### Written task
Transcribe the rows below word for word, leaving out the pictures.

### Given data
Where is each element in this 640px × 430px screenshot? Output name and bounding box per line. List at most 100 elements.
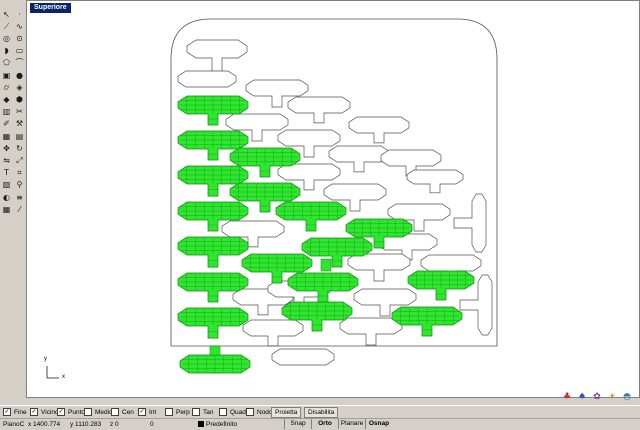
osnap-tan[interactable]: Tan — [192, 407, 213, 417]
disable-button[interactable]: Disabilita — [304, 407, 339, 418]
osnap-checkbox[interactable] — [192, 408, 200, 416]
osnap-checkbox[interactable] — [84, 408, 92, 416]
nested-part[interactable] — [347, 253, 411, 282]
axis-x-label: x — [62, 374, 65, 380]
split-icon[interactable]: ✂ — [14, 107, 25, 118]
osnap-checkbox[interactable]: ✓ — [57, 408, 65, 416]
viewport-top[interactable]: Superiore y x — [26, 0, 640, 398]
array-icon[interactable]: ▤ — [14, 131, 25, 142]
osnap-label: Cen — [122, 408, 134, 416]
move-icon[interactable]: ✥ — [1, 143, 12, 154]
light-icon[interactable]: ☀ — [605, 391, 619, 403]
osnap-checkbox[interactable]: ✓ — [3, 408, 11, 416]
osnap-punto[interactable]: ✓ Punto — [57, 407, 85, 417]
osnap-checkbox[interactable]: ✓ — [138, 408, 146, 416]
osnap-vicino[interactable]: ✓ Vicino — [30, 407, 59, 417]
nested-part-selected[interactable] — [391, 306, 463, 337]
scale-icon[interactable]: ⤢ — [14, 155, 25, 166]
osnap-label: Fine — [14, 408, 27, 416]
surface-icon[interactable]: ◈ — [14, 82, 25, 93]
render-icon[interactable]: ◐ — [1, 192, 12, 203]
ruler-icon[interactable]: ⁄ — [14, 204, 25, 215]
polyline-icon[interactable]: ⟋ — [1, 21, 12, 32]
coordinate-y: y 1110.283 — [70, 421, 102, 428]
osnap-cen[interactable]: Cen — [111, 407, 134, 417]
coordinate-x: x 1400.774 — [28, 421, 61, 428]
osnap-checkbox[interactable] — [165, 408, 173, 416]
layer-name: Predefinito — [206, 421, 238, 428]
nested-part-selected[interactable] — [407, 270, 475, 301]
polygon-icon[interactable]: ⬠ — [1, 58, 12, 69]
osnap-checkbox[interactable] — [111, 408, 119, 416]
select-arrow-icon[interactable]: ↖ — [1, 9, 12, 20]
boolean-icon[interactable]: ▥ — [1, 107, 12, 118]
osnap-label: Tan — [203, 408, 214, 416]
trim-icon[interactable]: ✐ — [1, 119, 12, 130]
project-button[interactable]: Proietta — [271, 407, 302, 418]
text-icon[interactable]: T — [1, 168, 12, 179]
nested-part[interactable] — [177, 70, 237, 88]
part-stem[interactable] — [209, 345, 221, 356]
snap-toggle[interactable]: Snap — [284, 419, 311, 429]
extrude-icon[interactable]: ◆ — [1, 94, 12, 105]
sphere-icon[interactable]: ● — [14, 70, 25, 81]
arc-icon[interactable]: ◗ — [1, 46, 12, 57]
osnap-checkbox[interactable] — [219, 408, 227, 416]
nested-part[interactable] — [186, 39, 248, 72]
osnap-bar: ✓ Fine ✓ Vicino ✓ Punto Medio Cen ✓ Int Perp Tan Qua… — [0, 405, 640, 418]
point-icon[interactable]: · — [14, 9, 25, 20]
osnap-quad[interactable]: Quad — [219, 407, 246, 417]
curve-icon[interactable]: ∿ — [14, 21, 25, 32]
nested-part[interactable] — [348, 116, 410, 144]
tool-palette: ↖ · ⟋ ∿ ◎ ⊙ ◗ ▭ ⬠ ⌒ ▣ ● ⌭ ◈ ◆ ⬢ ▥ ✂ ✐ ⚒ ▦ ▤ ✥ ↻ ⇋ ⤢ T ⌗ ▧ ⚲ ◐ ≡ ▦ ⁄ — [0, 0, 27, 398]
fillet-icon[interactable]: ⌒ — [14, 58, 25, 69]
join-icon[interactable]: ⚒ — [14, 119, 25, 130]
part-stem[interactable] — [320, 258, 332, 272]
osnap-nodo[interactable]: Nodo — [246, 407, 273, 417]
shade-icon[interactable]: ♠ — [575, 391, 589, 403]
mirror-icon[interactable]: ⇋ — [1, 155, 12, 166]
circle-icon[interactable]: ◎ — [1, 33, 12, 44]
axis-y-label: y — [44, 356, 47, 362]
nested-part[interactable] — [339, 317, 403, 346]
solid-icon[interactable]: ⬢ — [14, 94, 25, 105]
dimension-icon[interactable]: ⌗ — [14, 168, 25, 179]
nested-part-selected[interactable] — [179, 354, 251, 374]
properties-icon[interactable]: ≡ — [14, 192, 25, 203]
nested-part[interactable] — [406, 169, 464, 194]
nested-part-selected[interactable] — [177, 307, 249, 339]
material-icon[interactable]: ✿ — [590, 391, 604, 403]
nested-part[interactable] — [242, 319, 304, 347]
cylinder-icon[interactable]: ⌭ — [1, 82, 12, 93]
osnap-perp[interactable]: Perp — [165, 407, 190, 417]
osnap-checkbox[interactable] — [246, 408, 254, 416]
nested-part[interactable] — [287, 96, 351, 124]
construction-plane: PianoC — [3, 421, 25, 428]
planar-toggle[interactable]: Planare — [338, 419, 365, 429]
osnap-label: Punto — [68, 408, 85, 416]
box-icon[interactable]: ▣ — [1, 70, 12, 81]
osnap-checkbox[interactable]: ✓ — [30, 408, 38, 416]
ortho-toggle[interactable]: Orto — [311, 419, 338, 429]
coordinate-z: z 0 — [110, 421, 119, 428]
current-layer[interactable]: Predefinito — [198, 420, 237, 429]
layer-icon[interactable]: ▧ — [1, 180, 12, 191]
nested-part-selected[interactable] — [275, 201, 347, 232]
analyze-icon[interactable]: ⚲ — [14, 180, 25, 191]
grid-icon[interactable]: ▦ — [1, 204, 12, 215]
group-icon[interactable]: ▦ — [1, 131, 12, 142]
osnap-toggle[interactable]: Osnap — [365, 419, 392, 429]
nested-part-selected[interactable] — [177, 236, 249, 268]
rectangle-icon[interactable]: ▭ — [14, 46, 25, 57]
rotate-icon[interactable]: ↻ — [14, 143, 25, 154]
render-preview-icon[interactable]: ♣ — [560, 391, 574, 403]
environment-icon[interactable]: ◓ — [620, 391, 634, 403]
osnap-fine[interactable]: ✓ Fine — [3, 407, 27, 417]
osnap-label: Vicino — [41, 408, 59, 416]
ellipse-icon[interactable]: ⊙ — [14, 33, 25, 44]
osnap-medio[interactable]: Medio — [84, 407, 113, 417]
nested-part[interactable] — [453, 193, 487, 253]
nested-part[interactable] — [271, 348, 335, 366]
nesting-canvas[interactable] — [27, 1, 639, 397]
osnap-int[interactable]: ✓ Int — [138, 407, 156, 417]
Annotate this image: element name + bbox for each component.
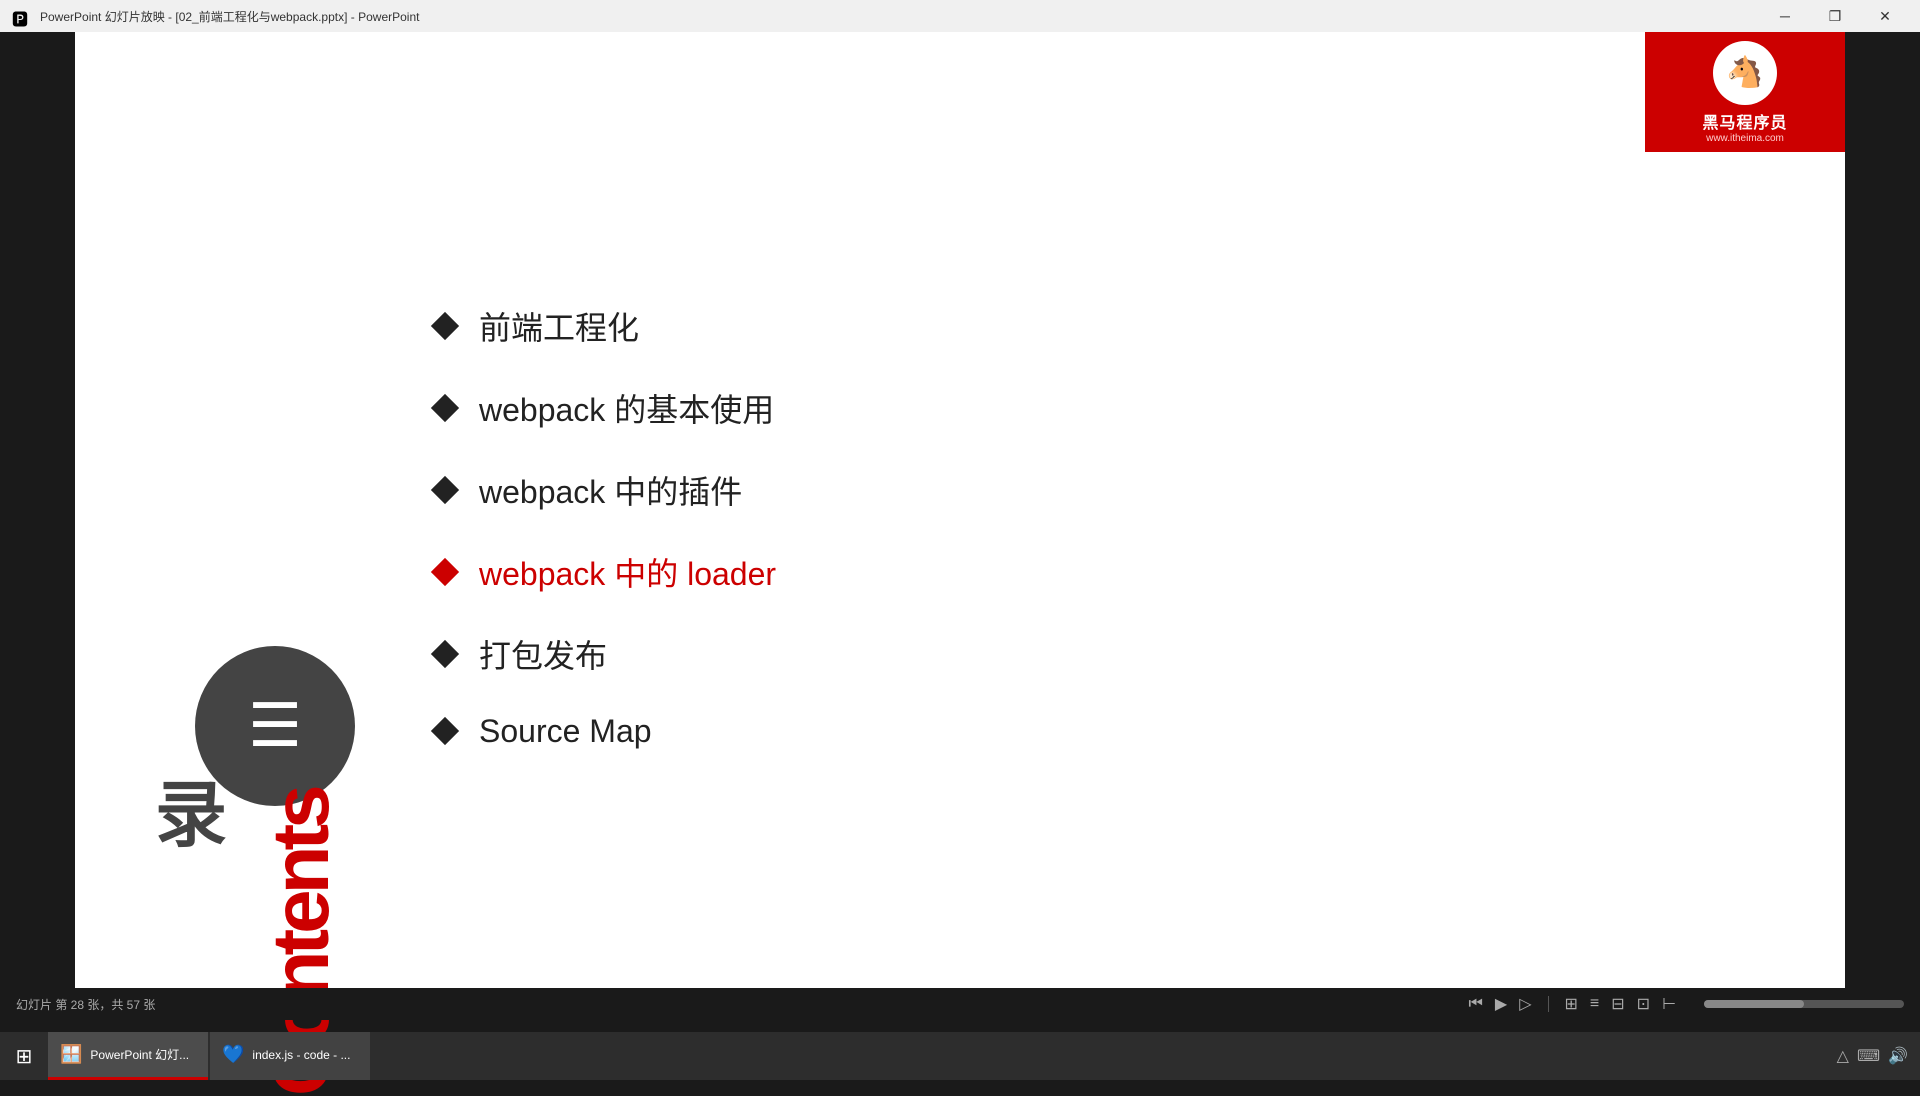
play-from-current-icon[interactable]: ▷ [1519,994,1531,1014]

### Final result
Where is each element in this 640px × 430px screenshot? Output name and bounding box per line. List at most 100 elements.
osnap-tan[interactable]: Tan — [192, 407, 213, 417]
disable-button[interactable]: Disabilita — [304, 407, 339, 418]
osnap-checkbox[interactable] — [192, 408, 200, 416]
osnap-checkbox[interactable] — [84, 408, 92, 416]
nested-part[interactable] — [347, 253, 411, 282]
axis-x-label: x — [62, 374, 65, 380]
split-icon[interactable]: ✂ — [14, 107, 25, 118]
osnap-checkbox[interactable]: ✓ — [57, 408, 65, 416]
viewport-top[interactable]: Superiore y x — [26, 0, 640, 398]
array-icon[interactable]: ▤ — [14, 131, 25, 142]
osnap-label: Cen — [122, 408, 134, 416]
move-icon[interactable]: ✥ — [1, 143, 12, 154]
light-icon[interactable]: ☀ — [605, 391, 619, 403]
osnap-checkbox[interactable]: ✓ — [3, 408, 11, 416]
osnap-punto[interactable]: ✓ Punto — [57, 407, 85, 417]
osnap-checkbox[interactable]: ✓ — [138, 408, 146, 416]
osnap-vicino[interactable]: ✓ Vicino — [30, 407, 59, 417]
nested-part-selected[interactable] — [391, 306, 463, 337]
scale-icon[interactable]: ⤢ — [14, 155, 25, 166]
osnap-label: Fine — [14, 408, 27, 416]
surface-icon[interactable]: ◈ — [14, 82, 25, 93]
render-icon[interactable]: ◐ — [1, 192, 12, 203]
ruler-icon[interactable]: ⁄ — [14, 204, 25, 215]
polyline-icon[interactable]: ⟋ — [1, 21, 12, 32]
coordinate-y: y 1110.283 — [70, 421, 102, 428]
osnap-cen[interactable]: Cen — [111, 407, 134, 417]
coordinate-x: x 1400.774 — [28, 421, 61, 428]
osnap-checkbox[interactable] — [165, 408, 173, 416]
layer-name: Predefinito — [206, 421, 238, 428]
nested-part-selected[interactable] — [407, 270, 475, 301]
polygon-icon[interactable]: ⬠ — [1, 58, 12, 69]
osnap-checkbox[interactable] — [111, 408, 119, 416]
select-arrow-icon[interactable]: ↖ — [1, 9, 12, 20]
boolean-icon[interactable]: ▥ — [1, 107, 12, 118]
osnap-label: Tan — [203, 408, 214, 416]
trim-icon[interactable]: ✐ — [1, 119, 12, 130]
project-button[interactable]: Proietta — [271, 407, 302, 418]
text-icon[interactable]: T — [1, 168, 12, 179]
nested-part[interactable] — [177, 70, 237, 88]
part-stem[interactable] — [209, 345, 221, 356]
snap-toggle[interactable]: Snap — [284, 419, 311, 429]
extrude-icon[interactable]: ◆ — [1, 94, 12, 105]
sphere-icon[interactable]: ● — [14, 70, 25, 81]
arc-icon[interactable]: ◗ — [1, 46, 12, 57]
osnap-checkbox[interactable] — [219, 408, 227, 416]
nested-part[interactable] — [186, 39, 248, 72]
osnap-bar: ✓ Fine ✓ Vicino ✓ Punto Medio Cen ✓ Int Perp Tan Qua… — [0, 405, 640, 418]
point-icon[interactable]: · — [14, 9, 25, 20]
osnap-quad[interactable]: Quad — [219, 407, 246, 417]
curve-icon[interactable]: ∿ — [14, 21, 25, 32]
nested-part[interactable] — [348, 116, 410, 144]
tool-palette: ↖ · ⟋ ∿ ◎ ⊙ ◗ ▭ ⬠ ⌒ ▣ ● ⌭ ◈ ◆ ⬢ ▥ ✂ ✐ ⚒ ▦ ▤ ✥ ↻ ⇋ ⤢ T ⌗ ▧ ⚲ ◐ ≡ ▦ ⁄ — [0, 0, 27, 398]
fillet-icon[interactable]: ⌒ — [14, 58, 25, 69]
join-icon[interactable]: ⚒ — [14, 119, 25, 130]
part-stem[interactable] — [320, 258, 332, 272]
osnap-nodo[interactable]: Nodo — [246, 407, 273, 417]
shade-icon[interactable]: ♠ — [575, 391, 589, 403]
mirror-icon[interactable]: ⇋ — [1, 155, 12, 166]
circle-icon[interactable]: ◎ — [1, 33, 12, 44]
axis-y-label: y — [44, 356, 47, 362]
nested-part[interactable] — [339, 317, 403, 346]
solid-icon[interactable]: ⬢ — [14, 94, 25, 105]
dimension-icon[interactable]: ⌗ — [14, 168, 25, 179]
nested-part-selected[interactable] — [179, 354, 251, 374]
properties-icon[interactable]: ≡ — [14, 192, 25, 203]
nested-part[interactable] — [406, 169, 464, 194]
nested-part-selected[interactable] — [177, 307, 249, 339]
material-icon[interactable]: ✿ — [590, 391, 604, 403]
nested-part[interactable] — [242, 319, 304, 347]
cylinder-icon[interactable]: ⌭ — [1, 82, 12, 93]
osnap-perp[interactable]: Perp — [165, 407, 190, 417]
osnap-checkbox[interactable] — [246, 408, 254, 416]
nested-part[interactable] — [287, 96, 351, 124]
construction-plane: PianoC — [3, 421, 25, 428]
planar-toggle[interactable]: Planare — [338, 419, 365, 429]
osnap-label: Punto — [68, 408, 85, 416]
box-icon[interactable]: ▣ — [1, 70, 12, 81]
osnap-checkbox[interactable]: ✓ — [30, 408, 38, 416]
ortho-toggle[interactable]: Orto — [311, 419, 338, 429]
coordinate-z: z 0 — [110, 421, 119, 428]
current-layer[interactable]: Predefinito — [198, 420, 237, 429]
layer-icon[interactable]: ▧ — [1, 180, 12, 191]
nested-part-selected[interactable] — [275, 201, 347, 232]
analyze-icon[interactable]: ⚲ — [14, 180, 25, 191]
grid-icon[interactable]: ▦ — [1, 204, 12, 215]
group-icon[interactable]: ▦ — [1, 131, 12, 142]
osnap-toggle[interactable]: Osnap — [365, 419, 392, 429]
nested-part-selected[interactable] — [177, 236, 249, 268]
rectangle-icon[interactable]: ▭ — [14, 46, 25, 57]
rotate-icon[interactable]: ↻ — [14, 143, 25, 154]
render-preview-icon[interactable]: ♣ — [560, 391, 574, 403]
environment-icon[interactable]: ◓ — [620, 391, 634, 403]
osnap-fine[interactable]: ✓ Fine — [3, 407, 27, 417]
osnap-label: Vicino — [41, 408, 59, 416]
ellipse-icon[interactable]: ⊙ — [14, 33, 25, 44]
osnap-medio[interactable]: Medio — [84, 407, 113, 417]
nested-part[interactable] — [453, 193, 487, 253]
nested-part[interactable] — [271, 348, 335, 366]
nesting-canvas[interactable] — [27, 1, 639, 397]
osnap-int[interactable]: ✓ Int — [138, 407, 156, 417]
Annotate this image: element name + bbox for each component.
play-from-current-icon[interactable]: ▷ [1519,994,1531,1014]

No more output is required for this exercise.